> Supplied passage:
New York City is basically a real-size movie set for many Hollywood productions. And so, to break up the isolated, sedentary work cycle of the home office, I occasionally sign up as a non-union “background extra” for TV shows and movies.

Even though the pay is nothing to write home about, there is no denying that it’s a fascinating scene. You get a behind-the-curtain look at how movie magic is made. The sets are amazing, the logistics of production are awe-inspiring and the background extras are a funky bunch of New York dwellers that are fun to get to know and to observe.

Sure, the hours are dismal: you can easily start at 6 a.m. and go for fourteen hours. And then need to come back at 7 a.m. the next day and do it all over again. Your time is divided between shooting the actual scenes and the be-ready-at-any-moment waiting outside the set to be called back in. Many hours of this can be quite grueling, without opportunity to sit down for long stretches of time and involving uncomfortably cold or hot temperatures.

But I can work with all that!! Because, frankly, the life of an NYC freelance writer / language translator is no less intense than the show biz — but with none of the ego dividends! My schedule can be erratic, gigs come in spurts and, when they do, I go on deadline-driven writing / researching binges for days and nights non-stop. During those peaks, I can get pretty underslept and malnourished, while the rest of the time is filled with mounting anxiety about what’s next. These are the occupational hazards of what I do.

In comparison, ten-plus hours on the movie set is not so bad! Being a background extra is all about physicality, energy, attitude and doing what one is told. I get to use my attention span for following instructions and getting into the spirit of the scene, not generating knowledge or catching subtle errors. This kind of work allows my overactive brain to rest and I gratefully welcome the relief.

But, you guys, I just can’t with the fucking high heels!

I realize it’s cinema and it’s all about things appearing exactly right. But is it fair to expect people (ahem women) to wreck their orthopedic health for an illusion? We shouldn’t risk it for anything, ideally, but definitely not for the sake of being a visually pleasing blur in the background of a 1-second shot. At near-minimum wage. With no benefits.

> Entries shown:
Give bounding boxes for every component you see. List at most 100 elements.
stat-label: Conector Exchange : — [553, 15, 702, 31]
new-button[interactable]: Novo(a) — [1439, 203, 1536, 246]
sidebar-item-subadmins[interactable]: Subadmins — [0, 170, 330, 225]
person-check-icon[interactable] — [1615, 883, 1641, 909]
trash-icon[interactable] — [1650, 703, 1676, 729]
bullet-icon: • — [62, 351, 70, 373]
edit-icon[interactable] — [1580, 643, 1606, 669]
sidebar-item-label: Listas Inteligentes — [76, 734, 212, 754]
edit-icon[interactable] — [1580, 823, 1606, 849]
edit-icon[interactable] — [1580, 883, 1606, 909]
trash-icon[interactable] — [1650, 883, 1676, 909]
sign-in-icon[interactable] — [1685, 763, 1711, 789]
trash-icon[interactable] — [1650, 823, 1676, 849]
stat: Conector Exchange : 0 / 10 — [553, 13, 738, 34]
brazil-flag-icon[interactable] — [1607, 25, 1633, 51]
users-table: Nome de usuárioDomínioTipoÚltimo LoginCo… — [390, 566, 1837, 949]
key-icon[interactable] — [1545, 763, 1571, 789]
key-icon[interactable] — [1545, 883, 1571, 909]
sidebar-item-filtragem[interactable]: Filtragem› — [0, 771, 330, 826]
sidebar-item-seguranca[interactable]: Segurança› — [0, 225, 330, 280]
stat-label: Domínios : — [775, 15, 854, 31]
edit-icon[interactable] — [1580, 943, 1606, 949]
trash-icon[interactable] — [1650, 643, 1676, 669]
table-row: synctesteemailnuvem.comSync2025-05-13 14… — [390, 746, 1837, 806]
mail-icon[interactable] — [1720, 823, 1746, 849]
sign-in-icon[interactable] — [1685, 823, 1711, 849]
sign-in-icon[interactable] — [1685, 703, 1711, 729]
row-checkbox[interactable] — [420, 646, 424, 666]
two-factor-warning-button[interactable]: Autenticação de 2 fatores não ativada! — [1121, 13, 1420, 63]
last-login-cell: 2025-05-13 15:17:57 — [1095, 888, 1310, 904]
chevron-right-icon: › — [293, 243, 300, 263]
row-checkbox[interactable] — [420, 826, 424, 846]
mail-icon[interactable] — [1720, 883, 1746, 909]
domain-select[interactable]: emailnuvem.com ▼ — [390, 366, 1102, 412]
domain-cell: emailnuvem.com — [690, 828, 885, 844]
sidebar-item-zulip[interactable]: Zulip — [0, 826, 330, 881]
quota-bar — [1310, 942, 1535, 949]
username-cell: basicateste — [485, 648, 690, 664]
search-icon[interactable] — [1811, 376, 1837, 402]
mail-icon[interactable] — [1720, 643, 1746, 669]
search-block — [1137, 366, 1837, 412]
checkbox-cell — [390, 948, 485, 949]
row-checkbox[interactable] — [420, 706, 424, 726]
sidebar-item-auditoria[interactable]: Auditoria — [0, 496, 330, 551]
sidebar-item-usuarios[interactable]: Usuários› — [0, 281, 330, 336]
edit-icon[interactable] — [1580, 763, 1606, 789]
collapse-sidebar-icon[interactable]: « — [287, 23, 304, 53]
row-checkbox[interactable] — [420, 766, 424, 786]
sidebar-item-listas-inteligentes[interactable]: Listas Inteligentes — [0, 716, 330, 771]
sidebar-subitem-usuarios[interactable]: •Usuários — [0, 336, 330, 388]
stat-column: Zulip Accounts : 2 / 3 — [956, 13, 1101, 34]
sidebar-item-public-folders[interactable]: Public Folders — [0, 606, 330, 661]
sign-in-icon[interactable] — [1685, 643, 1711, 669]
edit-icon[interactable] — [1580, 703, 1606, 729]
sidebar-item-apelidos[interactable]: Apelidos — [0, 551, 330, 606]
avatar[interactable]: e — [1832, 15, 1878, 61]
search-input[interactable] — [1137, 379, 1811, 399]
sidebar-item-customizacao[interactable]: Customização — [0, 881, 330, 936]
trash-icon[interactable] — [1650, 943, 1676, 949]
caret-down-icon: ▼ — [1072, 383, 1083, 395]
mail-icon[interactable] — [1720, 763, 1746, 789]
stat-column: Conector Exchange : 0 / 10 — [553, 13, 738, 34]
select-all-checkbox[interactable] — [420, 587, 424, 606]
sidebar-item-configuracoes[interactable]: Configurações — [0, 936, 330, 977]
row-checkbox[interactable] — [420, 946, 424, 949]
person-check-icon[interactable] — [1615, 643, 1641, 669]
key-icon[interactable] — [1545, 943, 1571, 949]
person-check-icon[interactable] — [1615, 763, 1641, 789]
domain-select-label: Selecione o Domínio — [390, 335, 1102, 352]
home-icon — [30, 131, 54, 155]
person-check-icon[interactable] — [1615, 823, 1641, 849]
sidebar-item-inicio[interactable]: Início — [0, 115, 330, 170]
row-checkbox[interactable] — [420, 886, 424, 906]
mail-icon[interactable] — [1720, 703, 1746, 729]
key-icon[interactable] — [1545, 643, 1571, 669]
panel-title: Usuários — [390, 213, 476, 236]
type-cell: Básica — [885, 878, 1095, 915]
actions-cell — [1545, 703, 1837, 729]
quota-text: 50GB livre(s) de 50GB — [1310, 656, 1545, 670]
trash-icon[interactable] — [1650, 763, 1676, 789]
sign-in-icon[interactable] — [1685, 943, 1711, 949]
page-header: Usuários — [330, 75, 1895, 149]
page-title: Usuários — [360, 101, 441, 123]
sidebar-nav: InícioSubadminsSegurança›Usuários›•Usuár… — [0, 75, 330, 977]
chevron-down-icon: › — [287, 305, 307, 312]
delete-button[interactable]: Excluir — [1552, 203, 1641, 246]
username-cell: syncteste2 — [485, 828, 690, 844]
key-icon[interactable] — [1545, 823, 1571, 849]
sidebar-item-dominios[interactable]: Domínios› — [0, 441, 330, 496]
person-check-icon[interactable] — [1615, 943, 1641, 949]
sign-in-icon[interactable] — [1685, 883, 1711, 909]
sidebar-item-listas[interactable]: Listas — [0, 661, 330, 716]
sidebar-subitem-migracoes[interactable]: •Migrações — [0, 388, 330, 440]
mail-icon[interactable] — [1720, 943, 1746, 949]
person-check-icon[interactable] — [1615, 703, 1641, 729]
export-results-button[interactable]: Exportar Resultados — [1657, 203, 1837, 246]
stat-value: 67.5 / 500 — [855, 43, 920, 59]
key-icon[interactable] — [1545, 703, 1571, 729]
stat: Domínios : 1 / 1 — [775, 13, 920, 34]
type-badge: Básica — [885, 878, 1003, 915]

> Check your understanding:
1) Output the passage in the background-extra essay from "In comparison, ten-plus" to "fucking high heels!", word for word.
2) According to the background-extra essay, at what hour can a day on set start, and for how many hours can it go?
3) Check each statement against the background-extra essay. For each, answer yes or no and quote the words that decide it.
(a) The pay for background extra work is described as generous.
(b) The writer signs up as a union background extra.
(c) The writer says extra work lets their brain rest.

> Your responses:
1)
In comparison, ten-plus hours on the movie set is not so bad! Being a background extra is all about physicality, energy, attitude and doing what one is told. I get to use my attention span for following instructions and getting into the spirit of the scene, not generating knowledge or catching subtle errors. This kind of work allows my overactive brain to rest and I gratefully welcome the relief.

But, you guys, I just can’t with the fucking high heels!

2) It can start at 6 a.m. and go for fourteen hours.

3)
(a) No: "the pay is nothing to write home about"
(b) No: "I occasionally sign up as a non-union “background extra” for TV shows and movies"
(c) Yes: "This kind of work allows my overactive brain to rest"